Problem to work on:
Produce the listing below again, exactly as shown.

___

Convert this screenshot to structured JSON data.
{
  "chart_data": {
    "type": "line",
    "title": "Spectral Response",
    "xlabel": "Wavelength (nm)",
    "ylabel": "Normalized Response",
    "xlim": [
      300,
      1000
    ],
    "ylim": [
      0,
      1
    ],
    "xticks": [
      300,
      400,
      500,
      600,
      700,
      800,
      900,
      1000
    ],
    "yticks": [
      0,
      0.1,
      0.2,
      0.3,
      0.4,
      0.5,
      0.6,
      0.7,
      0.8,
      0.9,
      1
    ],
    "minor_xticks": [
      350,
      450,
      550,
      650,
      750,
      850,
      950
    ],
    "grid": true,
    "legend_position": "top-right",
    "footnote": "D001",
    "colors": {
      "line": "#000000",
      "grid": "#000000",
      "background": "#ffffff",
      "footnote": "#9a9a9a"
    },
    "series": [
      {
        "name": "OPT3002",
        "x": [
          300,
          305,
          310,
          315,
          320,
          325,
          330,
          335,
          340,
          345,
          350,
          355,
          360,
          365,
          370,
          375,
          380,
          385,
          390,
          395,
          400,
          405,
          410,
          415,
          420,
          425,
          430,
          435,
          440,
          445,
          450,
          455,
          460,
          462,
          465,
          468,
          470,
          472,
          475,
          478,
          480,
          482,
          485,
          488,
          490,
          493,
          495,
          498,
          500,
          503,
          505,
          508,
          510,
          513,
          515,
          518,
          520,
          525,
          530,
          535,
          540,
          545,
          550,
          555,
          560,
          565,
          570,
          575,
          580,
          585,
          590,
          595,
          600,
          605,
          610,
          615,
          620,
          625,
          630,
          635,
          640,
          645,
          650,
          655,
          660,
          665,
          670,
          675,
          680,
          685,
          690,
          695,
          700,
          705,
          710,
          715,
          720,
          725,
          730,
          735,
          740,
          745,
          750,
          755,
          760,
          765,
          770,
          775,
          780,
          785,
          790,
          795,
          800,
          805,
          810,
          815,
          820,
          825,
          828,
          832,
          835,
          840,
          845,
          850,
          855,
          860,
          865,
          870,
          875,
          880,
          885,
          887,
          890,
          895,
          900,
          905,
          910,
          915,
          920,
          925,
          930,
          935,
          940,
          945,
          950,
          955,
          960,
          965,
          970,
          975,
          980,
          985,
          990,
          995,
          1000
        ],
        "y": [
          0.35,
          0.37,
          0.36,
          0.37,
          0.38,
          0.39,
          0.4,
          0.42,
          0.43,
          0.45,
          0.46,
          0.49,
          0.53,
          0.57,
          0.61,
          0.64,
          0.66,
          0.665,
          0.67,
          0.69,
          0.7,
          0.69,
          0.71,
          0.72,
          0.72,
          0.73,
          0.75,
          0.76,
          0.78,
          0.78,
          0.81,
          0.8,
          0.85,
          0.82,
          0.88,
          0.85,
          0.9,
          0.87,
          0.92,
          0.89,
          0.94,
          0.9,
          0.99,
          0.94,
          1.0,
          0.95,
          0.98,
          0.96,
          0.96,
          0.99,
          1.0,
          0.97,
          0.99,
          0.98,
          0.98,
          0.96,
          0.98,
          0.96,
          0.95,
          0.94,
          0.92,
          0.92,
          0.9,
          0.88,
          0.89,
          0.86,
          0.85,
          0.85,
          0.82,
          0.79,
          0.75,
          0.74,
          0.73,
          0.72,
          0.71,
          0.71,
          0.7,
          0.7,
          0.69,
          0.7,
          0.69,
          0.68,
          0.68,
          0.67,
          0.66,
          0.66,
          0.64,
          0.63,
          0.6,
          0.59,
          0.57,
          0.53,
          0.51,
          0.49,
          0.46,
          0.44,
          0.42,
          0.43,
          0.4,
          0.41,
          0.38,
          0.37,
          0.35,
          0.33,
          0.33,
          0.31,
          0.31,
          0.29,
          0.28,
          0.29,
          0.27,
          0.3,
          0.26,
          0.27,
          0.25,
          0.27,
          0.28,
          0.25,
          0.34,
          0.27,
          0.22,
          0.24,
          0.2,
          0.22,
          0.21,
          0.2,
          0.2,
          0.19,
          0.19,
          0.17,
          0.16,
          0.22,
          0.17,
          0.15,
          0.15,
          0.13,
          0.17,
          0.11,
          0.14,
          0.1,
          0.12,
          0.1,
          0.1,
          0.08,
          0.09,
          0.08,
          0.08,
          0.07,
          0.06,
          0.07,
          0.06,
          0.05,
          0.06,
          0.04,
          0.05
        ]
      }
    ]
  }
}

___

Output for this task:
Convert this screenshot to structured JSON data.
{
  "chart_data": {
    "type": "line",
    "title": "Spectral Response",
    "xlabel": "Wavelength (nm)",
    "ylabel": "Normalized Response",
    "xlim": [
      300,
      1000
    ],
    "ylim": [
      0,
      1
    ],
    "xticks": [
      300,
      400,
      500,
      600,
      700,
      800,
      900,
      1000
    ],
    "yticks": [
      0,
      0.1,
      0.2,
      0.3,
      0.4,
      0.5,
      0.6,
      0.7,
      0.8,
      0.9,
      1
    ],
    "minor_xticks": [
      350,
      450,
      550,
      650,
      750,
      850,
      950
    ],
    "grid": true,
    "legend_position": "top-right",
    "footnote": "D001",
    "colors": {
      "line": "#000000",
      "grid": "#000000",
      "background": "#ffffff",
      "footnote": "#9a9a9a"
    },
    "series": [
      {
        "name": "OPT3002",
        "x": [
          300,
          305,
          310,
          315,
          320,
          325,
          330,
          335,
          340,
          345,
          350,
          355,
          360,
          365,
          370,
          375,
          380,
          385,
          390,
          395,
          400,
          405,
          410,
          415,
          420,
          425,
          430,
          435,
          440,
          445,
          450,
          455,
          460,
          462,
          465,
          468,
          470,
          472,
          475,
          478,
          480,
          482,
          485,
          488,
          490,
          493,
          495,
          498,
          500,
          503,
          505,
          508,
          510,
          513,
          515,
          518,
          520,
          525,
          530,
          535,
          540,
          545,
          550,
          555,
          560,
          565,
          570,
          575,
          580,
          585,
          590,
          595,
          600,
          605,
          610,
          615,
          620,
          625,
          630,
          635,
          640,
          645,
          650,
          655,
          660,
          665,
          670,
          675,
          680,
          685,
          690,
          695,
          700,
          705,
          710,
          715,
          720,
          725,
          730,
          735,
          740,
          745,
          750,
          755,
          760,
          765,
          770,
          775,
          780,
          785,
          790,
          795,
          800,
          805,
          810,
          815,
          820,
          825,
          828,
          832,
          835,
          840,
          845,
          850,
          855,
          860,
          865,
          870,
          875,
          880,
          885,
          887,
          890,
          895,
          900,
          905,
          910,
          915,
          920,
          925,
          930,
          935,
          940,
          945,
          950,
          955,
          960,
          965,
          970,
          975,
          980,
          985,
          990,
          995,
          1000
        ],
        "y": [
          0.35,
          0.37,
          0.36,
          0.37,
          0.38,
          0.39,
          0.4,
          0.42,
          0.43,
          0.45,
          0.46,
          0.49,
          0.53,
          0.57,
          0.61,
          0.64,
          0.66,
          0.665,
          0.67,
          0.69,
          0.7,
          0.69,
          0.71,
          0.72,
          0.72,
          0.73,
          0.75,
          0.76,
          0.78,
          0.78,
          0.81,
          0.8,
          0.85,
          0.82,
          0.88,
          0.85,
          0.9,
          0.87,
          0.92,
          0.89,
          0.94,
          0.9,
          0.99,
          0.94,
          1.0,
          0.95,
          0.98,
          0.96,
          0.96,
          0.99,
          1.0,
          0.97,
          0.99,
          0.98,
          0.98,
          0.96,
          0.98,
          0.96,
          0.95,
          0.94,
          0.92,
          0.92,
          0.9,
          0.88,
          0.89,
          0.86,
          0.85,
          0.85,
          0.82,
          0.79,
          0.75,
          0.74,
          0.73,
          0.72,
          0.71,
          0.71,
          0.7,
          0.7,
          0.69,
          0.7,
          0.69,
          0.68,
          0.68,
          0.67,
          0.66,
          0.66,
          0.64,
          0.63,
          0.6,
          0.59,
          0.57,
          0.53,
          0.51,
          0.49,
          0.46,
          0.44,
          0.42,
          0.43,
          0.4,
          0.41,
          0.38,
          0.37,
          0.35,
          0.33,
          0.33,
          0.31,
          0.31,
          0.29,
          0.28,
          0.29,
          0.27,
          0.3,
          0.26,
          0.27,
          0.25,
          0.27,
          0.28,
          0.25,
          0.34,
          0.27,
          0.22,
          0.24,
          0.2,
          0.22,
          0.21,
          0.2,
          0.2,
          0.19,
          0.19,
          0.17,
          0.16,
          0.22,
          0.17,
          0.15,
          0.15,
          0.13,
          0.17,
          0.11,
          0.14,
          0.1,
          0.12,
          0.1,
          0.1,
          0.08,
          0.09,
          0.08,
          0.08,
          0.07,
          0.06,
          0.07,
          0.06,
          0.05,
          0.06,
          0.04,
          0.05
        ]
      }
    ]
  }
}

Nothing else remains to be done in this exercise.